■ WORK REQUIRED
For each line in the material below that holds "Within", copy that line.
DATA TO PROCESS Block Start
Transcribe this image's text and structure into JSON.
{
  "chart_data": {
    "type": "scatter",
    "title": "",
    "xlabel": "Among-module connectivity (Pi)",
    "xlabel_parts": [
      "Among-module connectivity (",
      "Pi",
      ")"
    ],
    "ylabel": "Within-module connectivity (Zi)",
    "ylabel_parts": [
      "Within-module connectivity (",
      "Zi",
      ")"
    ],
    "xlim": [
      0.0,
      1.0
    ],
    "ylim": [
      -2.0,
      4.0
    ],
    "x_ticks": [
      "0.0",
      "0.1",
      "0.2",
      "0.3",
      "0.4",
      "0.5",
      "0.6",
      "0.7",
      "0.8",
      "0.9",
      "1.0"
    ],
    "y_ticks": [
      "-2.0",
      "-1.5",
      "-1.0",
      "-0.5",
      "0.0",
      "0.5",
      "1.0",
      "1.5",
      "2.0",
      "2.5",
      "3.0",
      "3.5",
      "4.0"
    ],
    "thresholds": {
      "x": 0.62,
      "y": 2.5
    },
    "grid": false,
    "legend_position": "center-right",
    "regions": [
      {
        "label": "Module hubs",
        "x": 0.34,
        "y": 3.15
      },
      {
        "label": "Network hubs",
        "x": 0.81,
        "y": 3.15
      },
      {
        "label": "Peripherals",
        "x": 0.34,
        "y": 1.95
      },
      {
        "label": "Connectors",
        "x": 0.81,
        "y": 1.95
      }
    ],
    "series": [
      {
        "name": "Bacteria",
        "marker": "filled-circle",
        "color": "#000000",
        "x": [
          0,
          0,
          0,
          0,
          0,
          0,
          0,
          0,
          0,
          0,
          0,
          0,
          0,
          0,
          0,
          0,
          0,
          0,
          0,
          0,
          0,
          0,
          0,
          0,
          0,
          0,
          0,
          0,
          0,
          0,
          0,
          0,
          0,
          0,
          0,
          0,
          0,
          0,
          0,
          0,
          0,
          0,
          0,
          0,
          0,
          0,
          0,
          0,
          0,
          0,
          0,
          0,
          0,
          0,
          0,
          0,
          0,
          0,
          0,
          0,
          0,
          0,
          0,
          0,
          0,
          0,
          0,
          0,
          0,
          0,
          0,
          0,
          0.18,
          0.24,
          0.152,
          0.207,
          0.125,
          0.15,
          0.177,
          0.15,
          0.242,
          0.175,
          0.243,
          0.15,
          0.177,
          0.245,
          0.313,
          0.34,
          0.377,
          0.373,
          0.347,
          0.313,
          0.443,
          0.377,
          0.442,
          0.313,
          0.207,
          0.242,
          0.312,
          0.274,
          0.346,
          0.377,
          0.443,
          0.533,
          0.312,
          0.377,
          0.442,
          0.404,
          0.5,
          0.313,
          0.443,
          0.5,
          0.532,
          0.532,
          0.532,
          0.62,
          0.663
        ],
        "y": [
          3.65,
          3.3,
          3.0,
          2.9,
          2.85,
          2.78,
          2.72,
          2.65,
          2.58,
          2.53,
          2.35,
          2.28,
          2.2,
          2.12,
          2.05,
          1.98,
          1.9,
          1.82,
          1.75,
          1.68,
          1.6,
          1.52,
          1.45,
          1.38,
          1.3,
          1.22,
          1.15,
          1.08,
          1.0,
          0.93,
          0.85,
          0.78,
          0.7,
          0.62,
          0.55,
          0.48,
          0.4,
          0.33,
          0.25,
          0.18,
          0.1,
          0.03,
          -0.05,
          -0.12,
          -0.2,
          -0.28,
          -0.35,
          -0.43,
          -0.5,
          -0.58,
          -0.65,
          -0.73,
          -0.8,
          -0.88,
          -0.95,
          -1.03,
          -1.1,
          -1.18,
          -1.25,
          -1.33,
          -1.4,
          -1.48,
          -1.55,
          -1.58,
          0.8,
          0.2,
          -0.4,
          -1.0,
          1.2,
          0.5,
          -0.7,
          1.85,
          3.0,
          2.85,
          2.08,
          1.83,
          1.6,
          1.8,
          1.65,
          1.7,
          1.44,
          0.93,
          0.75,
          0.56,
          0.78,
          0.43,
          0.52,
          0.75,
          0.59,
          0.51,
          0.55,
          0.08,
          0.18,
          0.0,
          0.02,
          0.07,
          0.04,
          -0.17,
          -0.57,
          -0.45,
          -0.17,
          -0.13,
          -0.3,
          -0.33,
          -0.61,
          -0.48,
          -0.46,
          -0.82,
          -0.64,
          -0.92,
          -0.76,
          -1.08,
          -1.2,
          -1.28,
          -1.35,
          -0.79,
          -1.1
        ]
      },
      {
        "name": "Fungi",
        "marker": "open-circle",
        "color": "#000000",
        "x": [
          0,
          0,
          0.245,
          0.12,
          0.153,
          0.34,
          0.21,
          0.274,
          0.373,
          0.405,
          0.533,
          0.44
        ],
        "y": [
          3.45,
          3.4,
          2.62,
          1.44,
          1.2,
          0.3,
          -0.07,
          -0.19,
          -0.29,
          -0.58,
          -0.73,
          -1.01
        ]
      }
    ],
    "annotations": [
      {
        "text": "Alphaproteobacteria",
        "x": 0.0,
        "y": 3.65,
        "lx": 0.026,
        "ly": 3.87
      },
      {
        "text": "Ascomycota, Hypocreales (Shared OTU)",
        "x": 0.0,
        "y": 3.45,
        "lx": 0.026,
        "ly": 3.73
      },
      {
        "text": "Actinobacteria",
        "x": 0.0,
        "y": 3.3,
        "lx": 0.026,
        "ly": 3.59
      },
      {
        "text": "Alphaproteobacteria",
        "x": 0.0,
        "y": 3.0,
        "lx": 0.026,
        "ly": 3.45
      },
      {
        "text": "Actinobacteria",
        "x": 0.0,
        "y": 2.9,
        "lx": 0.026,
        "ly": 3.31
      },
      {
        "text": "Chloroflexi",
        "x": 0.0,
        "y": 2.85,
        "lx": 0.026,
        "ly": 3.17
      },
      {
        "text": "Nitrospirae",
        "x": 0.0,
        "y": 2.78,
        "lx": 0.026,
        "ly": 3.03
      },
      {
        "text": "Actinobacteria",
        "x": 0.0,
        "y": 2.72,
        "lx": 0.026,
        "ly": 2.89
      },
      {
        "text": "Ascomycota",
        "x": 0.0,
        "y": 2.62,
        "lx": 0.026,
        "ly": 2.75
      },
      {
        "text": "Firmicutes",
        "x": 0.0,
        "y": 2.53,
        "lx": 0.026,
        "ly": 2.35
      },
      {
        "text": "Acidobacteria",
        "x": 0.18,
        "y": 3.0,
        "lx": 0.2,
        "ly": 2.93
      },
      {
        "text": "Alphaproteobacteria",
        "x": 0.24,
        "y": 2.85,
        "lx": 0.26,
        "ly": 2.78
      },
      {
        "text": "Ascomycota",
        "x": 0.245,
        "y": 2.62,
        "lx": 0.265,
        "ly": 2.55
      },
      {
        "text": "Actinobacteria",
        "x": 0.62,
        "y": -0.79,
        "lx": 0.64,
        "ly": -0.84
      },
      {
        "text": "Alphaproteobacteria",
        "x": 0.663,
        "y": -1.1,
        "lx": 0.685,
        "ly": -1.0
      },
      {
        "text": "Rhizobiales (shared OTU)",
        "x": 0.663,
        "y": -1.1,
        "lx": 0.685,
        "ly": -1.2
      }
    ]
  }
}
DATA TO PROCESS Block End
■ WRITTEN RESPONSE
    "ylabel": "Within-module connectivity (Zi)",
      "Within-module connectivity (",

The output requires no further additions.